## Given request
Reply with one number: the count of lines in the listing that contain the string "xlabel".

[Figure data in JSON]
begin
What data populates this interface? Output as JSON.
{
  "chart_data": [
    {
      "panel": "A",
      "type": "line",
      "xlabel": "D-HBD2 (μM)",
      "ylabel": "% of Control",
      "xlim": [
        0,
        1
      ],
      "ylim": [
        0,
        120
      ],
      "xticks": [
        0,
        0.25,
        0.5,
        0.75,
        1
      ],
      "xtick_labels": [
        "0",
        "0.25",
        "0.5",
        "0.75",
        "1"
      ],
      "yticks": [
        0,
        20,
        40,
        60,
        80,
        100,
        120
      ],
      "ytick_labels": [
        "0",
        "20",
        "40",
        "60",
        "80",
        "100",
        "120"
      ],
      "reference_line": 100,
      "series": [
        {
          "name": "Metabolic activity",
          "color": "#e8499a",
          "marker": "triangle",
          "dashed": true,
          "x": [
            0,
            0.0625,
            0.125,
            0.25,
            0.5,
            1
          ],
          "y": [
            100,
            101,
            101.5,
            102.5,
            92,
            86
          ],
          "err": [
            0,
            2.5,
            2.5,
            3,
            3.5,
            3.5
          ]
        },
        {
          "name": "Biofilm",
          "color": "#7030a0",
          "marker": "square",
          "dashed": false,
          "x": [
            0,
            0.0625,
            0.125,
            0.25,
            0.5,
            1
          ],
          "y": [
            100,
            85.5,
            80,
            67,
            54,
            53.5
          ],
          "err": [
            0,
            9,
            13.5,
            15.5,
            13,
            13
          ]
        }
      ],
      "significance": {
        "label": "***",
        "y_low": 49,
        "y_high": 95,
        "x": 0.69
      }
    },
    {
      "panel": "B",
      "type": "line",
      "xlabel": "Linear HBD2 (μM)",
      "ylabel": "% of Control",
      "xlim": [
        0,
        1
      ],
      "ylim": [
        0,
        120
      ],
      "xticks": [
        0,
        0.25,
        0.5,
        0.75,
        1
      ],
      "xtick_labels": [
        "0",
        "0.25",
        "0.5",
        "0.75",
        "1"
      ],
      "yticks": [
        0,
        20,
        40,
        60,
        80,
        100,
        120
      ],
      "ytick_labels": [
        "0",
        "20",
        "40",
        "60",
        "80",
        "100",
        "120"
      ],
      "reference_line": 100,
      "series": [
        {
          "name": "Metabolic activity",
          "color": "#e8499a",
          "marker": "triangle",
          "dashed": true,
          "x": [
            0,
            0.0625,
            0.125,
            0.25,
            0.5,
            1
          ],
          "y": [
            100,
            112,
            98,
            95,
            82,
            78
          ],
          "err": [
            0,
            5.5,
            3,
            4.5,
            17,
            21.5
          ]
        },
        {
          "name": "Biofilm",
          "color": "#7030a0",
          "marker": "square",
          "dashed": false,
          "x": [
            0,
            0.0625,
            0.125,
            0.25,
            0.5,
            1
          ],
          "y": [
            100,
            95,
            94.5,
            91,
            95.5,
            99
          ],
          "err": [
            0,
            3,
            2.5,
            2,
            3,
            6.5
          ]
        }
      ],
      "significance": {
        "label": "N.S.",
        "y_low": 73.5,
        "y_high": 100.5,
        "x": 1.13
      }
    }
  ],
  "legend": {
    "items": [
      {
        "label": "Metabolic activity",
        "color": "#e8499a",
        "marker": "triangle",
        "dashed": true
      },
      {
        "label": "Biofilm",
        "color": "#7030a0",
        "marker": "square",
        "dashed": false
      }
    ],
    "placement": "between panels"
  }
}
end
## The answer
2